Go through the material below and copy all lines with "cauteria".

INPUT FOR THIS TASK start

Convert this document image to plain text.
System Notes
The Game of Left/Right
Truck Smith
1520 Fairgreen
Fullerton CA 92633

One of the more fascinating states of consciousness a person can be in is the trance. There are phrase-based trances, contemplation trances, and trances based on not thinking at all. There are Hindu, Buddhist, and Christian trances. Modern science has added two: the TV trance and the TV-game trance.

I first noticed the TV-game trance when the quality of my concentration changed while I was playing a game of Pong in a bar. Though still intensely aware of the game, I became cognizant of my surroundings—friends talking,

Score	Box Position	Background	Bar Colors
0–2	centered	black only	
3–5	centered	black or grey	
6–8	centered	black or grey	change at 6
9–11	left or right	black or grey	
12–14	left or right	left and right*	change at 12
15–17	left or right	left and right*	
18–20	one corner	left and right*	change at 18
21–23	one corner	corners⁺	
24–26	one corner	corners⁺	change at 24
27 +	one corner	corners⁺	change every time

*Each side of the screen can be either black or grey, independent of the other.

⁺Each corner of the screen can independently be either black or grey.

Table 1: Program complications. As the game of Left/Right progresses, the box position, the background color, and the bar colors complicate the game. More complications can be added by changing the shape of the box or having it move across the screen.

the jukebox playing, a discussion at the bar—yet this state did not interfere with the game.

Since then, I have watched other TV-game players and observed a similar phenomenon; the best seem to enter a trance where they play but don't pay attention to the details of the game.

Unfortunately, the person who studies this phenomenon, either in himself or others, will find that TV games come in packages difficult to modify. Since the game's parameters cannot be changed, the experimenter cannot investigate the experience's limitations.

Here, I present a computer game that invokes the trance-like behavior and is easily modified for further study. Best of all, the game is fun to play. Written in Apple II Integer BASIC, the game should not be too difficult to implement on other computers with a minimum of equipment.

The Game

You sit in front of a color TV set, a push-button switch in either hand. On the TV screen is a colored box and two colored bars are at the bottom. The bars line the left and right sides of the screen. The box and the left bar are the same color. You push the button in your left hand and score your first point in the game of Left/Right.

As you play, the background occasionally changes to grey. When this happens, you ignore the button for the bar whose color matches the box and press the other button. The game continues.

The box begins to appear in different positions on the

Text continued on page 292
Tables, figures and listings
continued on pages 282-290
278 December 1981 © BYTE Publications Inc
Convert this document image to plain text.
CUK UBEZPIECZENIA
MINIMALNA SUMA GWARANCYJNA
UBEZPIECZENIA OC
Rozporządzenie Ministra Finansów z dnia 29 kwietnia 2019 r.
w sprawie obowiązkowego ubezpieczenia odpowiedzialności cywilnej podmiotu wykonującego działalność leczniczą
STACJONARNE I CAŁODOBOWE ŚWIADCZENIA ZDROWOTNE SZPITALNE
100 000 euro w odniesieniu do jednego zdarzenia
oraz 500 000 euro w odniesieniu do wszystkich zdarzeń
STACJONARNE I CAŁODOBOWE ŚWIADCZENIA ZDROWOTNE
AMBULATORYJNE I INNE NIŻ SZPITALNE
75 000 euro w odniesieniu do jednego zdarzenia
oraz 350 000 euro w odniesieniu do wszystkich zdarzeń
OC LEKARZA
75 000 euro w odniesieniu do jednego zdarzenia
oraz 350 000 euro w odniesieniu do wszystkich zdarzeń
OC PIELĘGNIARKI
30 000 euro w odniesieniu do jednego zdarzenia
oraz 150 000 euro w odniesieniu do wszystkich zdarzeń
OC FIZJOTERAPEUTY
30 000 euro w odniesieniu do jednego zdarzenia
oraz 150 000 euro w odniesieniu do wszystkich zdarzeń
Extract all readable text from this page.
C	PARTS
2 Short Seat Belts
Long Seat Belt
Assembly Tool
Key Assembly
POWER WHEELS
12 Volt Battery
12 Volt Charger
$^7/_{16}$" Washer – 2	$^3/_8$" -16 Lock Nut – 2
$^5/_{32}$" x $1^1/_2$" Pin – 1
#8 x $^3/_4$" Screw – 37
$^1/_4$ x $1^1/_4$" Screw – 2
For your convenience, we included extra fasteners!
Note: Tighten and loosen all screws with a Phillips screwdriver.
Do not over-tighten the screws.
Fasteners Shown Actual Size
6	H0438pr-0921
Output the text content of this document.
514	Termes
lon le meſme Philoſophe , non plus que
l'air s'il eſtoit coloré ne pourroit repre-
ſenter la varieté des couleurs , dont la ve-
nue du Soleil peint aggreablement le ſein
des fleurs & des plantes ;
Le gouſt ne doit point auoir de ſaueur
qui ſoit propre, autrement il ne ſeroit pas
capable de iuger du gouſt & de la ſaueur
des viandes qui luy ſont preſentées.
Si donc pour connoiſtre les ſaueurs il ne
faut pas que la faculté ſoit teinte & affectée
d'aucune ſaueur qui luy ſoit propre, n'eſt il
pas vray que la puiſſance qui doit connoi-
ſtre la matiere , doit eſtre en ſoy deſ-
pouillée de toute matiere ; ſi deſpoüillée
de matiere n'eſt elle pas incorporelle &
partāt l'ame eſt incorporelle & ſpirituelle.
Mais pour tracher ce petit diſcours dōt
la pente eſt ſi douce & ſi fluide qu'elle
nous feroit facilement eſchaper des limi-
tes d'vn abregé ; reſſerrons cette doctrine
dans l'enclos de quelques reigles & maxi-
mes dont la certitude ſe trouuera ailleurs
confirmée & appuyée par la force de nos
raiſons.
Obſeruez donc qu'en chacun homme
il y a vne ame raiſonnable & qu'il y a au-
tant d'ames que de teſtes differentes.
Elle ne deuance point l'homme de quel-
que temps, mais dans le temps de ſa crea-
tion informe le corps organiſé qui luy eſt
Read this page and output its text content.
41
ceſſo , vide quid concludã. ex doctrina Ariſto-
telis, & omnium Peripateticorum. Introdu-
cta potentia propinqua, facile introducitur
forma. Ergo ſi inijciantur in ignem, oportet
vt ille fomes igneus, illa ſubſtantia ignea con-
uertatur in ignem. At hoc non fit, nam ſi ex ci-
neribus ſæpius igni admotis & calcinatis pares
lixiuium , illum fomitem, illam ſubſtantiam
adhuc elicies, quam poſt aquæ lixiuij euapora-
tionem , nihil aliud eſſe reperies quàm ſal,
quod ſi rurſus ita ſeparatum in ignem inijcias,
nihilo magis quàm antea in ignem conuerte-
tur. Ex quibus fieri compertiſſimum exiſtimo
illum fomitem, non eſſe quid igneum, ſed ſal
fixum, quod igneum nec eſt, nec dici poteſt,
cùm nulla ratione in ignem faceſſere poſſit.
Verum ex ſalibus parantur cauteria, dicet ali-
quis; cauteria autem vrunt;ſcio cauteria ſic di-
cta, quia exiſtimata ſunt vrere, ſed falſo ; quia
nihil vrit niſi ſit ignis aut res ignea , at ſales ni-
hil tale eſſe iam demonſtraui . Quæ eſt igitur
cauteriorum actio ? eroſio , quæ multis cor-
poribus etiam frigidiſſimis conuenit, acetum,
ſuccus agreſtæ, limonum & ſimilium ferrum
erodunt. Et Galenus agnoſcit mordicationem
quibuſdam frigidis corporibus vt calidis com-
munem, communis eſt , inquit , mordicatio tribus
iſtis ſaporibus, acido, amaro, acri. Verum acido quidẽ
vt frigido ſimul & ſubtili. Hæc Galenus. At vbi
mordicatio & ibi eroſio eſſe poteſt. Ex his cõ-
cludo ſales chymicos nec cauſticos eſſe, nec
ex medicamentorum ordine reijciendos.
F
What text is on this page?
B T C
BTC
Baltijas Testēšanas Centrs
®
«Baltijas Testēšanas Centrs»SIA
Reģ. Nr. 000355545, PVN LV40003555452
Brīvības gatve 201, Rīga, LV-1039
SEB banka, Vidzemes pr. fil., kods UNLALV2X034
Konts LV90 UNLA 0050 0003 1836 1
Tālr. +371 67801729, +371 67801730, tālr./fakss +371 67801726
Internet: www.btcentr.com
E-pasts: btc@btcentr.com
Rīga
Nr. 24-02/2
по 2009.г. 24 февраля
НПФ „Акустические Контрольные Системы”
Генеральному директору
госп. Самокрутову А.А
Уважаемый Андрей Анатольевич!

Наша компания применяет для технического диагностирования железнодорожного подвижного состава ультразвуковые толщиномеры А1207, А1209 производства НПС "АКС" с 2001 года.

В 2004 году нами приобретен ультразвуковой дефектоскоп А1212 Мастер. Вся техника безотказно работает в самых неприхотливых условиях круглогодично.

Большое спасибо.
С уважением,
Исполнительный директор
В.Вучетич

INPUT FOR THIS TASK end

• OUTPUT:
Verum ex ſalibus parantur cauteria, dicet ali-
quis; cauteria autem vrunt;ſcio cauteria ſic di-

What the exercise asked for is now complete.